## TASK BRIEF:
Continue the analysis of Gloria Macapagal Arroyo's July 2005 State of the Nation Address from its last sentence, not the data that follows it.

## PASSAGE SHOWN:

Issue
Analysis No. 07
July 2005
ARROYO’S RAMOS AGENDA
Gloria
Macapagal Arroyo was, as planned, the center of attention during
her fifth State of the Nation Address last July 25. She was applauded
32 times by administration congressmen and senators and their wives,
in most cases for no apparent reason, but exactly on cue. It was
to demonstrate, of course, that she remains popular, except that
it was the members of the majority in Congress—most of them
Jose de Venecia loyalists expecting to reap the political benefits
of the shift to a parliamentary system--who were jumping up from
their seats and applauding.
She
was in fact most applauded when (1) she argued for a supposed “change
in the political system”; (2) she said this should be through
constitutional amendments; and (3), in a turn around from her often-announced
position that charter change should be through a constitutional
convention, she announced that she preferred a constituent assembly
to do the deed.

## DATA SUPPLIED:
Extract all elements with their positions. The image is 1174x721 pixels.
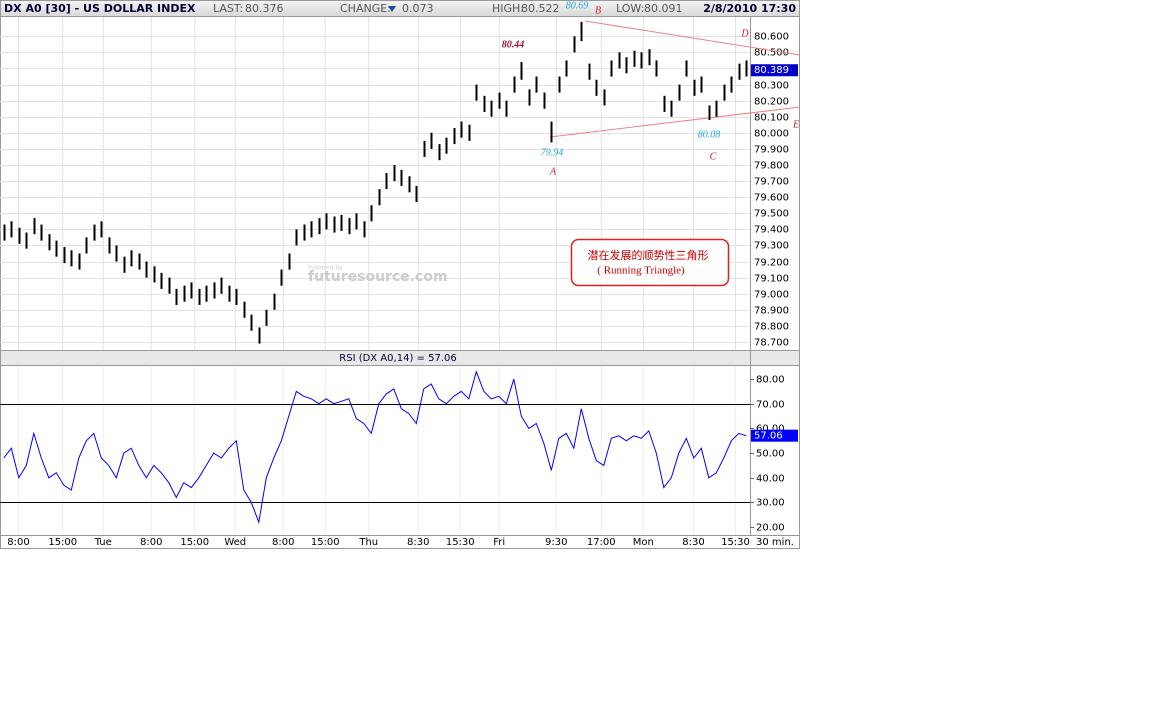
x-tick-label: 8:30 xyxy=(407,537,429,548)
x-tick-label: 8:00 xyxy=(272,537,294,548)
wave-label: C xyxy=(710,151,717,162)
x-tick-label: Thu xyxy=(358,537,378,548)
y-tick-label: 30.00 xyxy=(756,498,785,509)
x-tick-label: 8:00 xyxy=(140,537,162,548)
x-tick-label: 9:30 xyxy=(545,537,567,548)
y-tick-label: 78.900 xyxy=(754,306,789,317)
y-tick-label: 79.100 xyxy=(754,274,789,285)
x-tick-label: 15:00 xyxy=(311,537,340,548)
low: 80.091 xyxy=(644,2,683,15)
last-price-box xyxy=(751,64,798,77)
change: 0.073 xyxy=(402,2,434,15)
header-bar xyxy=(0,0,800,17)
y-tick-label: 79.700 xyxy=(754,177,789,188)
y-tick-label: 40.00 xyxy=(756,474,785,485)
y-tick-label: 80.600 xyxy=(754,32,789,43)
x-tick-label: 15:00 xyxy=(48,537,77,548)
wave-label: 80.08 xyxy=(698,129,721,140)
y-tick-label: 79.000 xyxy=(754,290,789,301)
low-label: LOW: xyxy=(616,2,644,15)
y-tick-label: 79.800 xyxy=(754,161,789,172)
wave-label: A xyxy=(549,166,557,177)
wave-label: B xyxy=(595,5,601,16)
high-label: HIGH: xyxy=(492,2,524,15)
wave-label: 80.44 xyxy=(502,39,525,50)
change-label: CHANGE: xyxy=(340,2,391,15)
symbol: DX A0 [30] - US DOLLAR INDEX xyxy=(4,2,196,15)
y-tick-label: 79.300 xyxy=(754,241,789,252)
y-tick-label: 60.00 xyxy=(756,424,785,435)
y-tick-label: 79.500 xyxy=(754,209,789,220)
note-text: 潜在发展的顺势性三角形 xyxy=(588,248,709,262)
x-tick-label: 8:30 xyxy=(682,537,704,548)
x-tick-label: Fri xyxy=(493,537,505,548)
y-tick-label: 79.400 xyxy=(754,225,789,236)
triangle-line xyxy=(584,20,801,56)
x-tick-label: 15:00 xyxy=(180,537,209,548)
x-tick-label: Tue xyxy=(94,537,112,548)
y-tick-label: 80.00 xyxy=(756,375,785,386)
x-tick-label: Mon xyxy=(633,537,654,548)
x-tick-label: 17:00 xyxy=(587,537,616,548)
last: 80.376 xyxy=(245,2,284,15)
y-tick-label: 79.900 xyxy=(754,145,789,156)
watermark: futuresource.com xyxy=(308,269,448,285)
wave-label: 79.94 xyxy=(541,147,564,158)
x-tick-label: Wed xyxy=(224,537,246,548)
y-tick-label: 50.00 xyxy=(756,449,785,460)
rsi-title-bar xyxy=(0,350,800,366)
high: 80.522 xyxy=(521,2,560,15)
wave-label: E xyxy=(792,119,799,130)
datetime: 2/8/2010 17:30 xyxy=(703,2,796,15)
x-unit: 30 min. xyxy=(756,537,794,548)
watermark-small: Powered by xyxy=(308,265,343,272)
last-rsi-box xyxy=(751,429,798,442)
y-tick-label: 80.500 xyxy=(754,48,789,59)
y-tick-label: 79.200 xyxy=(754,258,789,269)
x-tick-label: 15:30 xyxy=(446,537,475,548)
down-arrow xyxy=(388,6,396,12)
y-tick-label: 78.700 xyxy=(754,338,789,349)
y-tick-label: 20.00 xyxy=(756,523,785,534)
last-rsi: 57.06 xyxy=(754,431,783,442)
rsi-title: RSI (DX A0,14) = 57.06 xyxy=(339,353,456,364)
rsi-line xyxy=(3,370,747,525)
y-tick-label: 70.00 xyxy=(756,400,785,411)
x-tick-label: 15:30 xyxy=(721,537,750,548)
last-price: 80.389 xyxy=(754,65,789,76)
y-tick-label: 80.200 xyxy=(754,97,789,108)
last-label: LAST: xyxy=(213,2,243,15)
x-tick-label: 8:00 xyxy=(7,537,29,548)
y-tick-label: 80.000 xyxy=(754,129,789,140)
y-tick-label: 79.600 xyxy=(754,193,789,204)
note-box xyxy=(570,238,730,287)
triangle-line xyxy=(549,106,801,138)
wave-label: D xyxy=(740,28,749,39)
wave-label: 80.69 xyxy=(566,0,589,11)
y-tick-label: 80.300 xyxy=(754,81,789,92)
y-tick-label: 80.100 xyxy=(754,113,789,124)
y-tick-label: 78.800 xyxy=(754,322,789,333)
note-text: ( Running Triangle) xyxy=(597,265,685,277)
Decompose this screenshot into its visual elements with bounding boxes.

## WRITTEN RESPONSE:
Everything
else she said was either irrelevant or untrue. She claimed to have
created four million jobs over the last four years—but did
not say how she came to this number, as well as what jobs were created,
and whether these jobs were temporary, seasonal or permanent, quite
possibly because she was referring to, among others, those temporary
low –paying street sweeper jobs she created in aid of her
election campaign in 2004.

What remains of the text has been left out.